### Your assignment
Where does the string "Intrinsically" appear in the records? Copy each line that holds it.

%%

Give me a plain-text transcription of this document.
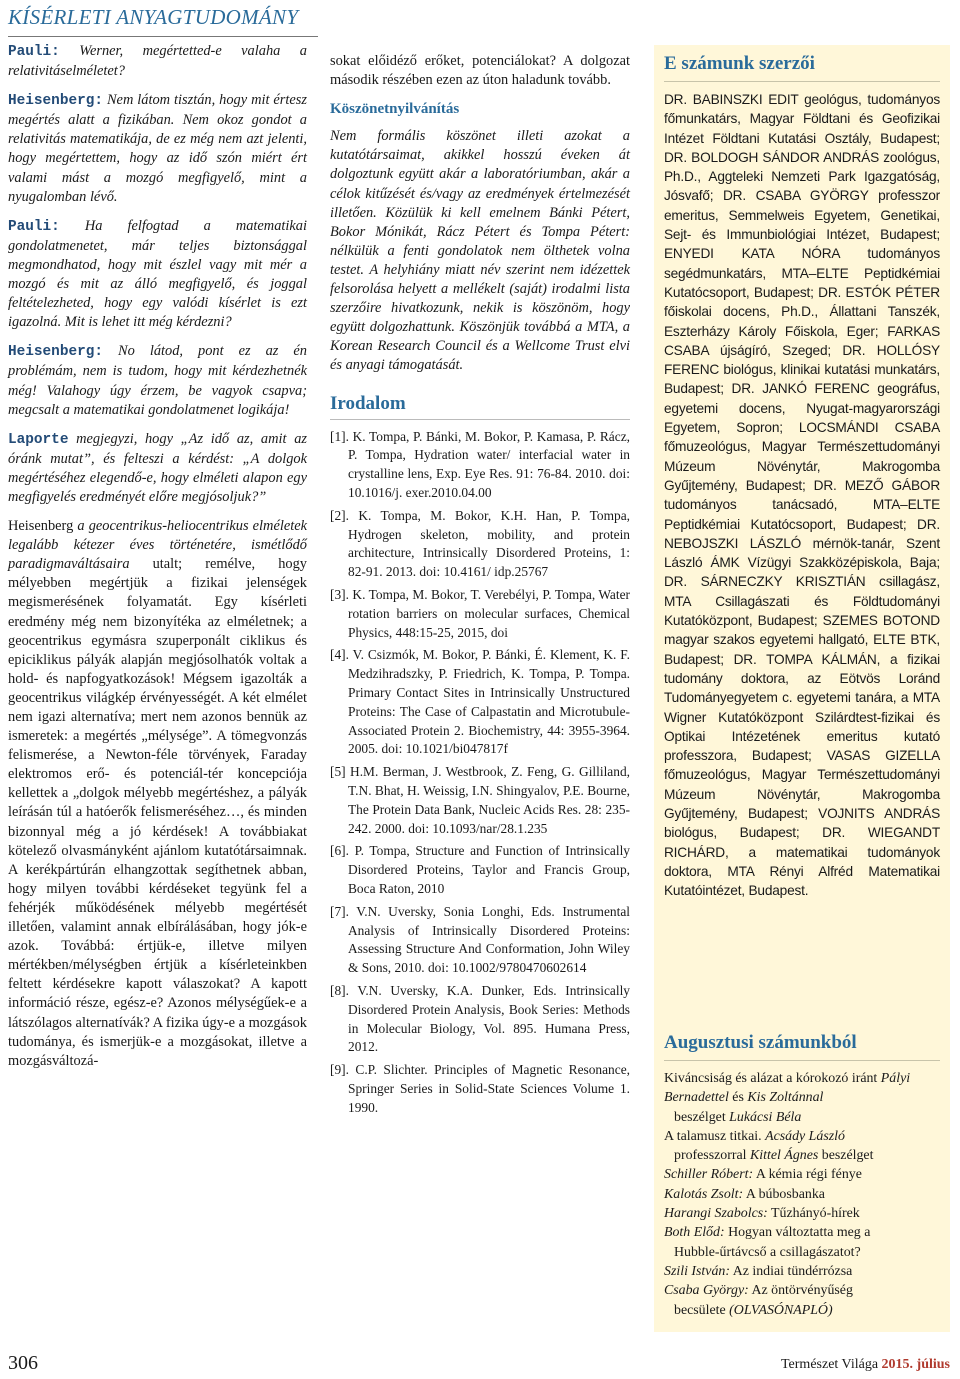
KÍSÉRLETI ANYAGTUDOMÁNY

Pauli: Werner, megértetted-e valaha a relativitáselméletet?

Heisenberg: Nem látom tisztán, hogy mit értesz megértés alatt a fizikában. Nem okoz gondot a relativitás matematikája, de ez még nem azt jelenti, hogy megértettem, hogy az idő szón miért ért valami mást a mozgó megfigyelő, mint a nyugalomban lévő.

Pauli: Ha felfogtad a matematikai gondolatmenetet, már teljes biztonsággal megmondhatod, hogy mit észlel vagy mit mér a mozgó és mit az álló megfigyelő, és joggal feltételezheted, hogy egy valódi kísérlet is ezt igazolná. Mit is lehet itt még kérdezni?

Heisenberg: No látod, pont ez az én problémám, nem is tudom, hogy mit kérdezhetnék még! Valahogy úgy érzem, be vagyok csapva; megcsalt a matematikai gondolatmenet logikája!

Laporte megjegyzi, hogy „Az idő az, amit az óránk mutat”, és felteszi a kérdést: „A dolgok megértéséhez elegendő-e, hogy elméleti alapon egy megfigyelés eredményét előre megjósoljuk?”

Heisenberg a geocentrikus-heliocentrikus elméletek legalább kétezer éves történetére, ismétlődő paradigmaváltásaira utalt; remélve, hogy mélyebben megértjük a fizikai jelenségek megismerésének folyamatát. Egy kísérleti eredmény még nem bizonyítéka az elméletnek; a geocentrikus egymásra szuperponált ciklikus és epiciklikus pályák alapján megjósolhatók voltak a hold- és napfogyatkozások! Mégsem igazolták a geocentrikus világkép érvényességét. A két elmélet nem igazi alternatíva; mert nem azonos bennük az ismeretek: a megértés „mélysége”. A tömegvonzás felismerése, a Newton-féle törvények, Faraday elektromos erő- és potenciál-tér koncepciója kellettek a „dolgok mélyebb megértéshez, a pályák leírásán túl a hatóerők felismeréséhez…, és minden bizonnyal még a jó kérdések! A továbbiakat kötelező olvasmányként ajánlom kutatótársaimnak. A kerékpártúrán elhangzottak segíthetnek abban, hogy milyen további kérdéseket tegyünk fel a fehérjék működésének mélyebb megértését illetően, valamint annak elbírálásában, hogy jók-e azok. Továbbá: értjük-e, illetve milyen mértékben/mélységben értjük a kísérleteinkben feltett kérdésekre kapott válaszokat? A kapott információ része, egész-e? Azonos mélységűek-e a látszólagos alternatívák? A fizika úgy-e a mozgások tudománya, és ismerjük-e a mozgásokat, illetve a mozgásváltozá-

sokat előidéző erőket, potenciálokat? A dolgozat második részében ezen az úton haladunk tovább.

Köszönetnyilvánítás

Nem formális köszönet illeti azokat a kutatótársaimat, akikkel hosszú éveken át dolgoztunk együtt akár a laboratóriumban, akár a célok kitűzését és/vagy az eredmények értelmezését illetően. Közülük ki kell emelnem Bánki Pétert, Bokor Mónikát, Rácz Pétert és Tompa Pétert: nélkülük a fenti gondolatok nem ölthetek volna testet. A helyhiány miatt név szerint nem idézettek felsorolása helyett a mellékelt (saját) irodalmi lista szerzőire hivatkozunk, nekik is köszönöm, hogy együtt dolgozhattunk. Köszönjük továbbá a MTA, a Korean Research Council és a Wellcome Trust elvi és anyagi támogatását.

Irodalom
[1]. K. Tompa, P. Bánki, M. Bokor, P. Kamasa, P. Rácz, P. Tompa, Hydration water/ interfacial water in crystalline lens, Exp. Eye Res. 91: 76-84. 2010. doi: 10.1016/j. exer.2010.04.00
[2]. K. Tompa, M. Bokor, K.H. Han, P. Tompa, Hydrogen skeleton, mobility, and protein architecture, Intrinsically Disordered Proteins, 1: 82-91. 2013. doi: 10.4161/ idp.25767
[3]. K. Tompa, M. Bokor, T. Verebélyi, P. Tompa, Water rotation barriers on molecular surfaces, Chemical Physics, 448:15-25, 2015, doi
[4]. V. Csizmók, M. Bokor, P. Bánki, É. Klement, K. F. Medzihradszky, P. Friedrich, K. Tompa, P. Tompa. Primary Contact Sites in Intrinsically Unstructured Proteins: The Case of Calpastatin and Microtubule-Associated Protein 2. Biochemistry, 44: 3955-3964. 2005. doi: 10.1021/bi047817f
[5] H.M. Berman, J. Westbrook, Z. Feng, G. Gilliland, T.N. Bhat, H. Weissig, I.N. Shingyalov, P.E. Bourne, The Protein Data Bank, Nucleic Acids Res. 28: 235-242. 2000. doi: 10.1093/nar/28.1.235
[6]. P. Tompa, Structure and Function of Intrinsically Disordered Proteins, Taylor and Francis Group, Boca Raton, 2010
[7]. V.N. Uversky, Sonia Longhi, Eds. Instrumental Analysis of Intrinsically Disordered Proteins: Assessing Structure And Conformation, John Wiley & Sons, 2010. doi: 10.1002/9780470602614
[8]. V.N. Uversky, K.A. Dunker, Eds. Intrinsically Disordered Protein Analysis, Book Series: Methods in Molecular Biology, Vol. 895. Humana Press, 2012.
[9]. C.P. Slichter. Principles of Magnetic Resonance, Springer Series in Solid-State Sciences Volume 1. 1990.
E számunk szerzői
DR. BABINSZKI EDIT geológus, tudományos főmunkatárs, Magyar Földtani és Geofizikai Intézet Földtani Kutatási Osztály, Budapest; DR. BOLDOGH SÁNDOR ANDRÁS zoológus, Ph.D., Aggteleki Nemzeti Park Igazgatóság, Jósvafő; DR. CSABA GYÖRGY professzor emeritus, Semmelweis Egyetem, Genetikai, Sejt- és Immunbiológiai Intézet, Budapest; ENYEDI KATA NÓRA tudományos segédmunkatárs, MTA–ELTE Peptidkémiai Kutatócsoport, Budapest; DR. ESTÓK PÉTER főiskolai docens, Ph.D., Állattani Tanszék, Eszterházy Károly Főiskola, Eger; FARKAS CSABA újságíró, Szeged; DR. HOLLÓSY FERENC biológus, klinikai kutatási munkatárs, Budapest; DR. JANKÓ FERENC geográfus, egyetemi docens, Nyugat-magyarországi Egyetem, Sopron; LOCSMÁNDI CSABA főmuzeológus, Magyar Természettudományi Múzeum Növénytár, Makrogomba Gyűjtemény, Budapest; DR. MEZŐ GÁBOR tudományos tanácsadó, MTA–ELTE Peptidkémiai Kutatócsoport, Budapest; DR. NEBOJSZKI LÁSZLÓ mérnök-tanár, Szent László ÁMK Vízügyi Szakközépiskola, Baja; DR. SÁRNECZKY KRISZTIÁN csillagász, MTA Csillagászati és Földtudományi Kutatóközpont, Budapest; SZEMES BOTOND magyar szakos egyetemi hallgató, ELTE BTK, Budapest; DR. TOMPA KÁLMÁN, a fizikai tudomány doktora, az Eötvös Loránd Tudományegyetem c. egyetemi tanára, a MTA Wigner Kutatóközpont Szilárdtest-fizikai és Optikai Intézetének emeritus kutató professzora, Budapest; VASAS GIZELLA főmuzeológus, Magyar Természettudományi Múzeum Növénytár, Makrogomba Gyűjtemény, Budapest; VOJNITS ANDRÁS biológus, Budapest; DR. WIEGANDT RICHÁRD, a matematikai tudományok doktora, MTA Rényi Alfréd Matematikai Kutatóintézet, Budapest.
Augusztusi számunkból
Kiváncsiság és alázat a kórokozó iránt Pályi Bernadettel és Kis Zoltánnal
beszélget Lukácsi Béla
A talamusz titkai. Acsády László
professzorral Kittel Ágnes beszélget
Schiller Róbert: A kémia régi fénye
Kalotás Zsolt: A búbosbanka
Harangi Szabolcs: Tűzhányó-hírek
Both Előd: Hogyan változtatta meg a
Hubble-űrtávcső a csillagászatot?
Szili István: Az indiai tündérrózsa
Csaba György: Az öntörvényűség
becsülete (OLVASÓNAPLÓ)
306	Természet Világa 2015. július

%%

### Solved problem
[2]. K. Tompa, M. Bokor, K.H. Han, P. Tompa, Hydrogen skeleton, mobility, and protein architecture, Intrinsically Disordered Proteins, 1: 82-91. 2013. doi: 10.4161/ idp.25767
[4]. V. Csizmók, M. Bokor, P. Bánki, É. Klement, K. F. Medzihradszky, P. Friedrich, K. Tompa, P. Tompa. Primary Contact Sites in Intrinsically Unstructured Proteins: The Case of Calpastatin and Microtubule-Associated Protein 2. Biochemistry, 44: 3955-3964. 2005. doi: 10.1021/bi047817f
[6]. P. Tompa, Structure and Function of Intrinsically Disordered Proteins, Taylor and Francis Group, Boca Raton, 2010
[7]. V.N. Uversky, Sonia Longhi, Eds. Instrumental Analysis of Intrinsically Disordered Proteins: Assessing Structure And Conformation, John Wiley & Sons, 2010. doi: 10.1002/9780470602614
[8]. V.N. Uversky, K.A. Dunker, Eds. Intrinsically Disordered Protein Analysis, Book Series: Methods in Molecular Biology, Vol. 895. Humana Press, 2012.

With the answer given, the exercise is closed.